= TASK GOAL =
Please repeat the lines below, switching every "gold stars" to "silver stars" and leaving everything else unchanged.

= DATA TO PROCESS =
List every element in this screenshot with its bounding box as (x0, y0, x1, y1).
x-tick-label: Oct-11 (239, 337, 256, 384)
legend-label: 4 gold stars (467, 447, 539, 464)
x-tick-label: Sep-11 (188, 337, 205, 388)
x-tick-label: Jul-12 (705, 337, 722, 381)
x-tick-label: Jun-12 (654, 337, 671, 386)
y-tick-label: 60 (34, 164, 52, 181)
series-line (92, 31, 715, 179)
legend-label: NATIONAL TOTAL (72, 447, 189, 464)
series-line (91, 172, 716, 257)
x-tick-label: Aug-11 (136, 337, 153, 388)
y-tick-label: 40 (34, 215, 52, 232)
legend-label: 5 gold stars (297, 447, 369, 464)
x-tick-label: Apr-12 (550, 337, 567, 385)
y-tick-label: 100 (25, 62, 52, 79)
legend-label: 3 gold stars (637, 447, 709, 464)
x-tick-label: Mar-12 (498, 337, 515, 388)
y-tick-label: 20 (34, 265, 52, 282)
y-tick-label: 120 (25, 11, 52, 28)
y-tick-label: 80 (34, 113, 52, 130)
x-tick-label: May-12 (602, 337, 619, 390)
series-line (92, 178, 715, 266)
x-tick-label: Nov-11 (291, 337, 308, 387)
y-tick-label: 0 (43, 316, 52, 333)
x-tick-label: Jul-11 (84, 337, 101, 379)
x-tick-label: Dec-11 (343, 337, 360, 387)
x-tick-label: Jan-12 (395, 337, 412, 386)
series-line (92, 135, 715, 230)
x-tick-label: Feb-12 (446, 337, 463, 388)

= ANSWER TO THIS EXERCISE =
List every element in this screenshot with its bounding box as (x0, y0, x1, y1).
x-tick-label: Oct-11 (239, 337, 256, 384)
legend-label: 4 silver stars (467, 447, 539, 464)
x-tick-label: Sep-11 (188, 337, 205, 388)
x-tick-label: Jul-12 (705, 337, 722, 381)
x-tick-label: Jun-12 (654, 337, 671, 386)
y-tick-label: 60 (34, 164, 52, 181)
series-line (92, 31, 715, 179)
legend-label: NATIONAL TOTAL (72, 447, 189, 464)
series-line (91, 172, 716, 257)
x-tick-label: Aug-11 (136, 337, 153, 388)
y-tick-label: 40 (34, 215, 52, 232)
legend-label: 5 silver stars (297, 447, 369, 464)
x-tick-label: Apr-12 (550, 337, 567, 385)
y-tick-label: 100 (25, 62, 52, 79)
legend-label: 3 silver stars (637, 447, 709, 464)
x-tick-label: Mar-12 (498, 337, 515, 388)
y-tick-label: 20 (34, 265, 52, 282)
y-tick-label: 120 (25, 11, 52, 28)
y-tick-label: 80 (34, 113, 52, 130)
x-tick-label: May-12 (602, 337, 619, 390)
series-line (92, 178, 715, 266)
x-tick-label: Nov-11 (291, 337, 308, 387)
y-tick-label: 0 (43, 316, 52, 333)
x-tick-label: Jul-11 (84, 337, 101, 379)
x-tick-label: Dec-11 (343, 337, 360, 387)
x-tick-label: Jan-12 (395, 337, 412, 386)
series-line (92, 135, 715, 230)
x-tick-label: Feb-12 (446, 337, 463, 388)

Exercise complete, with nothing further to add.